*Written instruction:* Copy all of the material below exactly.

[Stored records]
[Begin]
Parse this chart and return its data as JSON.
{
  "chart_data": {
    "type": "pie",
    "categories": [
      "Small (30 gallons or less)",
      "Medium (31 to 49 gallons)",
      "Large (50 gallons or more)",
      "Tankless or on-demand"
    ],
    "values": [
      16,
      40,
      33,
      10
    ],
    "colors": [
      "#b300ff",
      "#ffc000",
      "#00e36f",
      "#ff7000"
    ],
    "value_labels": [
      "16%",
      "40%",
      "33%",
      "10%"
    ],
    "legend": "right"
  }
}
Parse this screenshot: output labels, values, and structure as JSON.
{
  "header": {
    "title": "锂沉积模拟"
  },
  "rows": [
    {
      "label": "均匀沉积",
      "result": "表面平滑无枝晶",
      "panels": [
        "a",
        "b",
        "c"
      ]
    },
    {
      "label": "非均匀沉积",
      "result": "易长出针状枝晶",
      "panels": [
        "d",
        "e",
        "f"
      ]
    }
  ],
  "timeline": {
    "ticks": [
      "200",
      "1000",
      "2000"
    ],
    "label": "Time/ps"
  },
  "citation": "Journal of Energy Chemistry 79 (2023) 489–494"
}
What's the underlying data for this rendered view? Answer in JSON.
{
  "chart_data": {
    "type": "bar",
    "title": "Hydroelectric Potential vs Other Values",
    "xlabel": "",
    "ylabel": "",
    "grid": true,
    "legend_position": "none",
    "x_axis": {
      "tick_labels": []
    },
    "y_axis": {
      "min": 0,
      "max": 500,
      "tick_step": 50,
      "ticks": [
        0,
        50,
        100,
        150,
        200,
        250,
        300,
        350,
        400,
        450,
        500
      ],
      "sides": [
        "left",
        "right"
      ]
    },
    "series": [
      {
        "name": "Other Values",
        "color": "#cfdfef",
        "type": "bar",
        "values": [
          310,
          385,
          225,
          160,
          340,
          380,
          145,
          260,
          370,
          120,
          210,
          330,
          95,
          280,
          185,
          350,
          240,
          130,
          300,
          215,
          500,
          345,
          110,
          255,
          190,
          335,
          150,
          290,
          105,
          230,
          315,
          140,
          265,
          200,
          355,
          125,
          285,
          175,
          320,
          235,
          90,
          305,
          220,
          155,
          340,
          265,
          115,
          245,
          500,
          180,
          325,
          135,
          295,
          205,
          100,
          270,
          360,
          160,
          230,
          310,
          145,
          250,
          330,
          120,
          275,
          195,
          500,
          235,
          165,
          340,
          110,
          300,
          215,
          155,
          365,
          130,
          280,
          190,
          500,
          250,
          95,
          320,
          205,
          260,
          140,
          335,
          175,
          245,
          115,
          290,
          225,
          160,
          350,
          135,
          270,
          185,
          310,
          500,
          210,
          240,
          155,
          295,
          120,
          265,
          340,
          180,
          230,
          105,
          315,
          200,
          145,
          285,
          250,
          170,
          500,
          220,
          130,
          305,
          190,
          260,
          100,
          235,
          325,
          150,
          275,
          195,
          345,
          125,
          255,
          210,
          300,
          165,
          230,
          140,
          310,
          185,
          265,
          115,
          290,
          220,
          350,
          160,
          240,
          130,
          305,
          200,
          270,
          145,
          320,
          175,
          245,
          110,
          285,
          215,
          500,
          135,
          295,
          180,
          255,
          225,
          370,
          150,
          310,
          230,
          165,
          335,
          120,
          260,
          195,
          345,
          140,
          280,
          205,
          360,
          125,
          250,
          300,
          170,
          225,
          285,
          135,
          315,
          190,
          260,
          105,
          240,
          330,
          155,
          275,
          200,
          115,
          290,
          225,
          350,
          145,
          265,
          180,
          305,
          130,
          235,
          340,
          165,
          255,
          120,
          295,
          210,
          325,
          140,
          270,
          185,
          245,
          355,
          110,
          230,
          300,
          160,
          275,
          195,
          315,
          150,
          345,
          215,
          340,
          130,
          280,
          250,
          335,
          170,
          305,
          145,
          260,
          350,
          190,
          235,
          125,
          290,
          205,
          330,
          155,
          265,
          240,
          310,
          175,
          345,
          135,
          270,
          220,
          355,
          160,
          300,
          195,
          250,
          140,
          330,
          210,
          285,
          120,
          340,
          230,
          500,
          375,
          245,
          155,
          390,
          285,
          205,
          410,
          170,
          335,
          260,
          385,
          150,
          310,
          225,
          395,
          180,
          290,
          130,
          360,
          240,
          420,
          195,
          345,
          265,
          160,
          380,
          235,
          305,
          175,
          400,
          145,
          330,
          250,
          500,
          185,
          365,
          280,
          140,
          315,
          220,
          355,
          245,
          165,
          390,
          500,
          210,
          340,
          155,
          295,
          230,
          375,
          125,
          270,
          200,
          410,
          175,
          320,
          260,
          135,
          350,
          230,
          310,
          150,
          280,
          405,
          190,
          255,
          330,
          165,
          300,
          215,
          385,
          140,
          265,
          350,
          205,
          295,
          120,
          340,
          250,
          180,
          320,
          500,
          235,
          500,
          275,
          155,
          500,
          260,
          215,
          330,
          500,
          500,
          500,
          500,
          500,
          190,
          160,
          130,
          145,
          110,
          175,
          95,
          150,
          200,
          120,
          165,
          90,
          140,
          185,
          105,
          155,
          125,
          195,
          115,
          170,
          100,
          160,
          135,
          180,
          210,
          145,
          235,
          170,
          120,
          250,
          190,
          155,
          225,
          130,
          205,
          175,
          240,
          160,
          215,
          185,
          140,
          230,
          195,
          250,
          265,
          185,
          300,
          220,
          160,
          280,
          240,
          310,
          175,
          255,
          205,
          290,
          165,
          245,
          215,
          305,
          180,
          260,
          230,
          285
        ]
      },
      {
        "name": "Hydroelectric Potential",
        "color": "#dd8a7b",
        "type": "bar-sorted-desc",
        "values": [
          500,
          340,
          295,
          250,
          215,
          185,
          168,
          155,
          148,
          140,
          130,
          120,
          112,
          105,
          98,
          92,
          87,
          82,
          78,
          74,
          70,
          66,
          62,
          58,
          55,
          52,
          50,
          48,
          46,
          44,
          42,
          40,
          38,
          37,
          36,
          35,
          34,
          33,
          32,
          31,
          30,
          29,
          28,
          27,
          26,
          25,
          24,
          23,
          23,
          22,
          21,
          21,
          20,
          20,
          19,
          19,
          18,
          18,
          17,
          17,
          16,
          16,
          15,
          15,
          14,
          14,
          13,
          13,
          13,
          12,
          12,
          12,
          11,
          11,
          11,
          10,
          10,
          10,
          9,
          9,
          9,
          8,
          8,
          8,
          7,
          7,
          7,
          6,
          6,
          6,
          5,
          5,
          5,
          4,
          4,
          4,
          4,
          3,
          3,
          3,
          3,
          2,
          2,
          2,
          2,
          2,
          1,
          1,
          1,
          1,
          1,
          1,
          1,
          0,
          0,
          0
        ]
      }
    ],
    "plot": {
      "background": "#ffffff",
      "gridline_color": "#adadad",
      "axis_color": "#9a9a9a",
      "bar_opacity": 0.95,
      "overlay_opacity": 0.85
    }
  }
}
[End]
*Problem solution:*
Parse this chart and return its data as JSON.
{
  "chart_data": {
    "type": "pie",
    "categories": [
      "Small (30 gallons or less)",
      "Medium (31 to 49 gallons)",
      "Large (50 gallons or more)",
      "Tankless or on-demand"
    ],
    "values": [
      16,
      40,
      33,
      10
    ],
    "colors": [
      "#b300ff",
      "#ffc000",
      "#00e36f",
      "#ff7000"
    ],
    "value_labels": [
      "16%",
      "40%",
      "33%",
      "10%"
    ],
    "legend": "right"
  }
}
Parse this screenshot: output labels, values, and structure as JSON.
{
  "header": {
    "title": "锂沉积模拟"
  },
  "rows": [
    {
      "label": "均匀沉积",
      "result": "表面平滑无枝晶",
      "panels": [
        "a",
        "b",
        "c"
      ]
    },
    {
      "label": "非均匀沉积",
      "result": "易长出针状枝晶",
      "panels": [
        "d",
        "e",
        "f"
      ]
    }
  ],
  "timeline": {
    "ticks": [
      "200",
      "1000",
      "2000"
    ],
    "label": "Time/ps"
  },
  "citation": "Journal of Energy Chemistry 79 (2023) 489–494"
}
What's the underlying data for this rendered view? Answer in JSON.
{
  "chart_data": {
    "type": "bar",
    "title": "Hydroelectric Potential vs Other Values",
    "xlabel": "",
    "ylabel": "",
    "grid": true,
    "legend_position": "none",
    "x_axis": {
      "tick_labels": []
    },
    "y_axis": {
      "min": 0,
      "max": 500,
      "tick_step": 50,
      "ticks": [
        0,
        50,
        100,
        150,
        200,
        250,
        300,
        350,
        400,
        450,
        500
      ],
      "sides": [
        "left",
        "right"
      ]
    },
    "series": [
      {
        "name": "Other Values",
        "color": "#cfdfef",
        "type": "bar",
        "values": [
          310,
          385,
          225,
          160,
          340,
          380,
          145,
          260,
          370,
          120,
          210,
          330,
          95,
          280,
          185,
          350,
          240,
          130,
          300,
          215,
          500,
          345,
          110,
          255,
          190,
          335,
          150,
          290,
          105,
          230,
          315,
          140,
          265,
          200,
          355,
          125,
          285,
          175,
          320,
          235,
          90,
          305,
          220,
          155,
          340,
          265,
          115,
          245,
          500,
          180,
          325,
          135,
          295,
          205,
          100,
          270,
          360,
          160,
          230,
          310,
          145,
          250,
          330,
          120,
          275,
          195,
          500,
          235,
          165,
          340,
          110,
          300,
          215,
          155,
          365,
          130,
          280,
          190,
          500,
          250,
          95,
          320,
          205,
          260,
          140,
          335,
          175,
          245,
          115,
          290,
          225,
          160,
          350,
          135,
          270,
          185,
          310,
          500,
          210,
          240,
          155,
          295,
          120,
          265,
          340,
          180,
          230,
          105,
          315,
          200,
          145,
          285,
          250,
          170,
          500,
          220,
          130,
          305,
          190,
          260,
          100,
          235,
          325,
          150,
          275,
          195,
          345,
          125,
          255,
          210,
          300,
          165,
          230,
          140,
          310,
          185,
          265,
          115,
          290,
          220,
          350,
          160,
          240,
          130,
          305,
          200,
          270,
          145,
          320,
          175,
          245,
          110,
          285,
          215,
          500,
          135,
          295,
          180,
          255,
          225,
          370,
          150,
          310,
          230,
          165,
          335,
          120,
          260,
          195,
          345,
          140,
          280,
          205,
          360,
          125,
          250,
          300,
          170,
          225,
          285,
          135,
          315,
          190,
          260,
          105,
          240,
          330,
          155,
          275,
          200,
          115,
          290,
          225,
          350,
          145,
          265,
          180,
          305,
          130,
          235,
          340,
          165,
          255,
          120,
          295,
          210,
          325,
          140,
          270,
          185,
          245,
          355,
          110,
          230,
          300,
          160,
          275,
          195,
          315,
          150,
          345,
          215,
          340,
          130,
          280,
          250,
          335,
          170,
          305,
          145,
          260,
          350,
          190,
          235,
          125,
          290,
          205,
          330,
          155,
          265,
          240,
          310,
          175,
          345,
          135,
          270,
          220,
          355,
          160,
          300,
          195,
          250,
          140,
          330,
          210,
          285,
          120,
          340,
          230,
          500,
          375,
          245,
          155,
          390,
          285,
          205,
          410,
          170,
          335,
          260,
          385,
          150,
          310,
          225,
          395,
          180,
          290,
          130,
          360,
          240,
          420,
          195,
          345,
          265,
          160,
          380,
          235,
          305,
          175,
          400,
          145,
          330,
          250,
          500,
          185,
          365,
          280,
          140,
          315,
          220,
          355,
          245,
          165,
          390,
          500,
          210,
          340,
          155,
          295,
          230,
          375,
          125,
          270,
          200,
          410,
          175,
          320,
          260,
          135,
          350,
          230,
          310,
          150,
          280,
          405,
          190,
          255,
          330,
          165,
          300,
          215,
          385,
          140,
          265,
          350,
          205,
          295,
          120,
          340,
          250,
          180,
          320,
          500,
          235,
          500,
          275,
          155,
          500,
          260,
          215,
          330,
          500,
          500,
          500,
          500,
          500,
          190,
          160,
          130,
          145,
          110,
          175,
          95,
          150,
          200,
          120,
          165,
          90,
          140,
          185,
          105,
          155,
          125,
          195,
          115,
          170,
          100,
          160,
          135,
          180,
          210,
          145,
          235,
          170,
          120,
          250,
          190,
          155,
          225,
          130,
          205,
          175,
          240,
          160,
          215,
          185,
          140,
          230,
          195,
          250,
          265,
          185,
          300,
          220,
          160,
          280,
          240,
          310,
          175,
          255,
          205,
          290,
          165,
          245,
          215,
          305,
          180,
          260,
          230,
          285
        ]
      },
      {
        "name": "Hydroelectric Potential",
        "color": "#dd8a7b",
        "type": "bar-sorted-desc",
        "values": [
          500,
          340,
          295,
          250,
          215,
          185,
          168,
          155,
          148,
          140,
          130,
          120,
          112,
          105,
          98,
          92,
          87,
          82,
          78,
          74,
          70,
          66,
          62,
          58,
          55,
          52,
          50,
          48,
          46,
          44,
          42,
          40,
          38,
          37,
          36,
          35,
          34,
          33,
          32,
          31,
          30,
          29,
          28,
          27,
          26,
          25,
          24,
          23,
          23,
          22,
          21,
          21,
          20,
          20,
          19,
          19,
          18,
          18,
          17,
          17,
          16,
          16,
          15,
          15,
          14,
          14,
          13,
          13,
          13,
          12,
          12,
          12,
          11,
          11,
          11,
          10,
          10,
          10,
          9,
          9,
          9,
          8,
          8,
          8,
          7,
          7,
          7,
          6,
          6,
          6,
          5,
          5,
          5,
          4,
          4,
          4,
          4,
          3,
          3,
          3,
          3,
          2,
          2,
          2,
          2,
          2,
          1,
          1,
          1,
          1,
          1,
          1,
          1,
          0,
          0,
          0
        ]
      }
    ],
    "plot": {
      "background": "#ffffff",
      "gridline_color": "#adadad",
      "axis_color": "#9a9a9a",
      "bar_opacity": 0.95,
      "overlay_opacity": 0.85
    }
  }
}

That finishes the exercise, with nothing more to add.